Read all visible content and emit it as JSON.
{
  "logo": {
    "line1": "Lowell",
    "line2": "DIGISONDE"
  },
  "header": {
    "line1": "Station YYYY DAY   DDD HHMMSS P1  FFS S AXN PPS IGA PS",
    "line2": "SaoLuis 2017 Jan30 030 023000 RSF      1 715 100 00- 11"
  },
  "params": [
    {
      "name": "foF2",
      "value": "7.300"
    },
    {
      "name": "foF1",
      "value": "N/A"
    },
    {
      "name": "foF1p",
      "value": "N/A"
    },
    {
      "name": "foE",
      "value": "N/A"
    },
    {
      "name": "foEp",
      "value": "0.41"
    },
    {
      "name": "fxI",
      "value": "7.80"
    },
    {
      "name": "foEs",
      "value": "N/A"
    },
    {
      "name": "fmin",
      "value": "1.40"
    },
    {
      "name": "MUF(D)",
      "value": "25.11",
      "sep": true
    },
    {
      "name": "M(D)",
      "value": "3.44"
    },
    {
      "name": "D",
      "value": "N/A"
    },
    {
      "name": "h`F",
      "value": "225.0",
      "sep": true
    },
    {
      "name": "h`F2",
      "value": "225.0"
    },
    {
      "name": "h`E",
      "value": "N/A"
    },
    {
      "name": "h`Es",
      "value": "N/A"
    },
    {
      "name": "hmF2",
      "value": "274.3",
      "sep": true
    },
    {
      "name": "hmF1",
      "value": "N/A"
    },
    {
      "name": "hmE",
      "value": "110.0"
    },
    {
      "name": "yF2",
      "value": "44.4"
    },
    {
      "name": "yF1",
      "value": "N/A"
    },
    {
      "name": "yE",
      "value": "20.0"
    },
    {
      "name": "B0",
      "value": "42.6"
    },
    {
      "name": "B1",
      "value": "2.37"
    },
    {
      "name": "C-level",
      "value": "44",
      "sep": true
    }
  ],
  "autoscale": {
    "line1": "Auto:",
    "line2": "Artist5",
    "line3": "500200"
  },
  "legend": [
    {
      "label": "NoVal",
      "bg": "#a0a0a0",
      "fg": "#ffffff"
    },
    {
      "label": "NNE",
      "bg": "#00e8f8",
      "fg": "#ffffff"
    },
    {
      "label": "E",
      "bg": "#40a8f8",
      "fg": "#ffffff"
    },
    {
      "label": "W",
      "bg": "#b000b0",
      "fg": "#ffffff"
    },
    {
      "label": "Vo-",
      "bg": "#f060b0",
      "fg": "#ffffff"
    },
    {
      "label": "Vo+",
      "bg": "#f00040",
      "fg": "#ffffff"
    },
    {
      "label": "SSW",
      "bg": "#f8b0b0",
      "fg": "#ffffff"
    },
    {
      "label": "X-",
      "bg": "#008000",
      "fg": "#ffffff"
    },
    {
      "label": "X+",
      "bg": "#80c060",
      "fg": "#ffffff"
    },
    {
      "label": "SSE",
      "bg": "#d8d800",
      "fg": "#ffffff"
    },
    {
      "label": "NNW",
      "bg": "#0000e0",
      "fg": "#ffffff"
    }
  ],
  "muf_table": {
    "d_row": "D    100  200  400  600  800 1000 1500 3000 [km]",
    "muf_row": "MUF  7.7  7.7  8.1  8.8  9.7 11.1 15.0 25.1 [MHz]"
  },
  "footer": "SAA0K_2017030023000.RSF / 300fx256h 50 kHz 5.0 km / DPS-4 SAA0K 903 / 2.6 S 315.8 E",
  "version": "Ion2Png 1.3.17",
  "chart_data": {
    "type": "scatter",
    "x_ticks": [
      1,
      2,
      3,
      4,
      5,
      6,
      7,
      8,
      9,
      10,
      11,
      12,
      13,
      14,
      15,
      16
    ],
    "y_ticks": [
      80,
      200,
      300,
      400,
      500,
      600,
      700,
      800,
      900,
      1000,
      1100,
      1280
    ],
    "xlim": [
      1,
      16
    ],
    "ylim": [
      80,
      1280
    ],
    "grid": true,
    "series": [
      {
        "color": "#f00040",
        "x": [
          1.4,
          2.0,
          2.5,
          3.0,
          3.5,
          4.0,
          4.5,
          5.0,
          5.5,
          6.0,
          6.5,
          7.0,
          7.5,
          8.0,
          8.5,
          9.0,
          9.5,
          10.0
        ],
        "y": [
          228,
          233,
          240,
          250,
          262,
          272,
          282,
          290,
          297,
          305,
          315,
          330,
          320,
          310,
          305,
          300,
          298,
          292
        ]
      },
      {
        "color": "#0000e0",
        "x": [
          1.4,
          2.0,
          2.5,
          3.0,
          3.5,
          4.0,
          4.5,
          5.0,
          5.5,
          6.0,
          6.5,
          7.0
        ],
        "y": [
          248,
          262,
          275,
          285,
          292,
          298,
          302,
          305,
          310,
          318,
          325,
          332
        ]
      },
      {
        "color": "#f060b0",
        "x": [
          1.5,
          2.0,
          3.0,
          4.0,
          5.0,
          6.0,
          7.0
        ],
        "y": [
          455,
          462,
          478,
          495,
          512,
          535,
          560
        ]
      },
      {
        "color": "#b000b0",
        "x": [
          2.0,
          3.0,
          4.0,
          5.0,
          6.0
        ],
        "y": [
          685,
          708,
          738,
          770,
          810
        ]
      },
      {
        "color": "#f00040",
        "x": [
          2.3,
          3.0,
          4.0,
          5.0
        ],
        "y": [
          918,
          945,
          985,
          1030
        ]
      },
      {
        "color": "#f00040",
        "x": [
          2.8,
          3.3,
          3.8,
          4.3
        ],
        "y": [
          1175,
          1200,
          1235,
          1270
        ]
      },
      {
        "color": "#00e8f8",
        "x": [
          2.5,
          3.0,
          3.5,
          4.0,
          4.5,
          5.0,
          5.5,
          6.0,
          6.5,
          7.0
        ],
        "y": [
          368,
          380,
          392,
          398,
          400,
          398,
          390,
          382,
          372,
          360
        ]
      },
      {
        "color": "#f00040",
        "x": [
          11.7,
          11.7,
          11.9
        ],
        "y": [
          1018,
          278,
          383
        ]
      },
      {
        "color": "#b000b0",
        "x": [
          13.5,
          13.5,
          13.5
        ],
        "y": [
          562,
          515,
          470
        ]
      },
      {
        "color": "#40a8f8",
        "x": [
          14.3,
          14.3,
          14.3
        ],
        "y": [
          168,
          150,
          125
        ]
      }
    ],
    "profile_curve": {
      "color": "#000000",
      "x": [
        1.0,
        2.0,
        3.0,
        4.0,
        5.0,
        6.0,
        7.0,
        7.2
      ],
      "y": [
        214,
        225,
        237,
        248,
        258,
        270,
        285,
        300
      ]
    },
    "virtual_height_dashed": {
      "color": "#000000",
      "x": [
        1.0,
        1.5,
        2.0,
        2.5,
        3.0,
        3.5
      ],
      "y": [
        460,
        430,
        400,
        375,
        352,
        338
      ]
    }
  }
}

**Problem requirements**:
Each entry above needs to be retyped exactly.

**Answer to the problem**:
Read all visible content and emit it as JSON.
{
  "logo": {
    "line1": "Lowell",
    "line2": "DIGISONDE"
  },
  "header": {
    "line1": "Station YYYY DAY   DDD HHMMSS P1  FFS S AXN PPS IGA PS",
    "line2": "SaoLuis 2017 Jan30 030 023000 RSF      1 715 100 00- 11"
  },
  "params": [
    {
      "name": "foF2",
      "value": "7.300"
    },
    {
      "name": "foF1",
      "value": "N/A"
    },
    {
      "name": "foF1p",
      "value": "N/A"
    },
    {
      "name": "foE",
      "value": "N/A"
    },
    {
      "name": "foEp",
      "value": "0.41"
    },
    {
      "name": "fxI",
      "value": "7.80"
    },
    {
      "name": "foEs",
      "value": "N/A"
    },
    {
      "name": "fmin",
      "value": "1.40"
    },
    {
      "name": "MUF(D)",
      "value": "25.11",
      "sep": true
    },
    {
      "name": "M(D)",
      "value": "3.44"
    },
    {
      "name": "D",
      "value": "N/A"
    },
    {
      "name": "h`F",
      "value": "225.0",
      "sep": true
    },
    {
      "name": "h`F2",
      "value": "225.0"
    },
    {
      "name": "h`E",
      "value": "N/A"
    },
    {
      "name": "h`Es",
      "value": "N/A"
    },
    {
      "name": "hmF2",
      "value": "274.3",
      "sep": true
    },
    {
      "name": "hmF1",
      "value": "N/A"
    },
    {
      "name": "hmE",
      "value": "110.0"
    },
    {
      "name": "yF2",
      "value": "44.4"
    },
    {
      "name": "yF1",
      "value": "N/A"
    },
    {
      "name": "yE",
      "value": "20.0"
    },
    {
      "name": "B0",
      "value": "42.6"
    },
    {
      "name": "B1",
      "value": "2.37"
    },
    {
      "name": "C-level",
      "value": "44",
      "sep": true
    }
  ],
  "autoscale": {
    "line1": "Auto:",
    "line2": "Artist5",
    "line3": "500200"
  },
  "legend": [
    {
      "label": "NoVal",
      "bg": "#a0a0a0",
      "fg": "#ffffff"
    },
    {
      "label": "NNE",
      "bg": "#00e8f8",
      "fg": "#ffffff"
    },
    {
      "label": "E",
      "bg": "#40a8f8",
      "fg": "#ffffff"
    },
    {
      "label": "W",
      "bg": "#b000b0",
      "fg": "#ffffff"
    },
    {
      "label": "Vo-",
      "bg": "#f060b0",
      "fg": "#ffffff"
    },
    {
      "label": "Vo+",
      "bg": "#f00040",
      "fg": "#ffffff"
    },
    {
      "label": "SSW",
      "bg": "#f8b0b0",
      "fg": "#ffffff"
    },
    {
      "label": "X-",
      "bg": "#008000",
      "fg": "#ffffff"
    },
    {
      "label": "X+",
      "bg": "#80c060",
      "fg": "#ffffff"
    },
    {
      "label": "SSE",
      "bg": "#d8d800",
      "fg": "#ffffff"
    },
    {
      "label": "NNW",
      "bg": "#0000e0",
      "fg": "#ffffff"
    }
  ],
  "muf_table": {
    "d_row": "D    100  200  400  600  800 1000 1500 3000 [km]",
    "muf_row": "MUF  7.7  7.7  8.1  8.8  9.7 11.1 15.0 25.1 [MHz]"
  },
  "footer": "SAA0K_2017030023000.RSF / 300fx256h 50 kHz 5.0 km / DPS-4 SAA0K 903 / 2.6 S 315.8 E",
  "version": "Ion2Png 1.3.17",
  "chart_data": {
    "type": "scatter",
    "x_ticks": [
      1,
      2,
      3,
      4,
      5,
      6,
      7,
      8,
      9,
      10,
      11,
      12,
      13,
      14,
      15,
      16
    ],
    "y_ticks": [
      80,
      200,
      300,
      400,
      500,
      600,
      700,
      800,
      900,
      1000,
      1100,
      1280
    ],
    "xlim": [
      1,
      16
    ],
    "ylim": [
      80,
      1280
    ],
    "grid": true,
    "series": [
      {
        "color": "#f00040",
        "x": [
          1.4,
          2.0,
          2.5,
          3.0,
          3.5,
          4.0,
          4.5,
          5.0,
          5.5,
          6.0,
          6.5,
          7.0,
          7.5,
          8.0,
          8.5,
          9.0,
          9.5,
          10.0
        ],
        "y": [
          228,
          233,
          240,
          250,
          262,
          272,
          282,
          290,
          297,
          305,
          315,
          330,
          320,
          310,
          305,
          300,
          298,
          292
        ]
      },
      {
        "color": "#0000e0",
        "x": [
          1.4,
          2.0,
          2.5,
          3.0,
          3.5,
          4.0,
          4.5,
          5.0,
          5.5,
          6.0,
          6.5,
          7.0
        ],
        "y": [
          248,
          262,
          275,
          285,
          292,
          298,
          302,
          305,
          310,
          318,
          325,
          332
        ]
      },
      {
        "color": "#f060b0",
        "x": [
          1.5,
          2.0,
          3.0,
          4.0,
          5.0,
          6.0,
          7.0
        ],
        "y": [
          455,
          462,
          478,
          495,
          512,
          535,
          560
        ]
      },
      {
        "color": "#b000b0",
        "x": [
          2.0,
          3.0,
          4.0,
          5.0,
          6.0
        ],
        "y": [
          685,
          708,
          738,
          770,
          810
        ]
      },
      {
        "color": "#f00040",
        "x": [
          2.3,
          3.0,
          4.0,
          5.0
        ],
        "y": [
          918,
          945,
          985,
          1030
        ]
      },
      {
        "color": "#f00040",
        "x": [
          2.8,
          3.3,
          3.8,
          4.3
        ],
        "y": [
          1175,
          1200,
          1235,
          1270
        ]
      },
      {
        "color": "#00e8f8",
        "x": [
          2.5,
          3.0,
          3.5,
          4.0,
          4.5,
          5.0,
          5.5,
          6.0,
          6.5,
          7.0
        ],
        "y": [
          368,
          380,
          392,
          398,
          400,
          398,
          390,
          382,
          372,
          360
        ]
      },
      {
        "color": "#f00040",
        "x": [
          11.7,
          11.7,
          11.9
        ],
        "y": [
          1018,
          278,
          383
        ]
      },
      {
        "color": "#b000b0",
        "x": [
          13.5,
          13.5,
          13.5
        ],
        "y": [
          562,
          515,
          470
        ]
      },
      {
        "color": "#40a8f8",
        "x": [
          14.3,
          14.3,
          14.3
        ],
        "y": [
          168,
          150,
          125
        ]
      }
    ],
    "profile_curve": {
      "color": "#000000",
      "x": [
        1.0,
        2.0,
        3.0,
        4.0,
        5.0,
        6.0,
        7.0,
        7.2
      ],
      "y": [
        214,
        225,
        237,
        248,
        258,
        270,
        285,
        300
      ]
    },
    "virtual_height_dashed": {
      "color": "#000000",
      "x": [
        1.0,
        1.5,
        2.0,
        2.5,
        3.0,
        3.5
      ],
      "y": [
        460,
        430,
        400,
        375,
        352,
        338
      ]
    }
  }
}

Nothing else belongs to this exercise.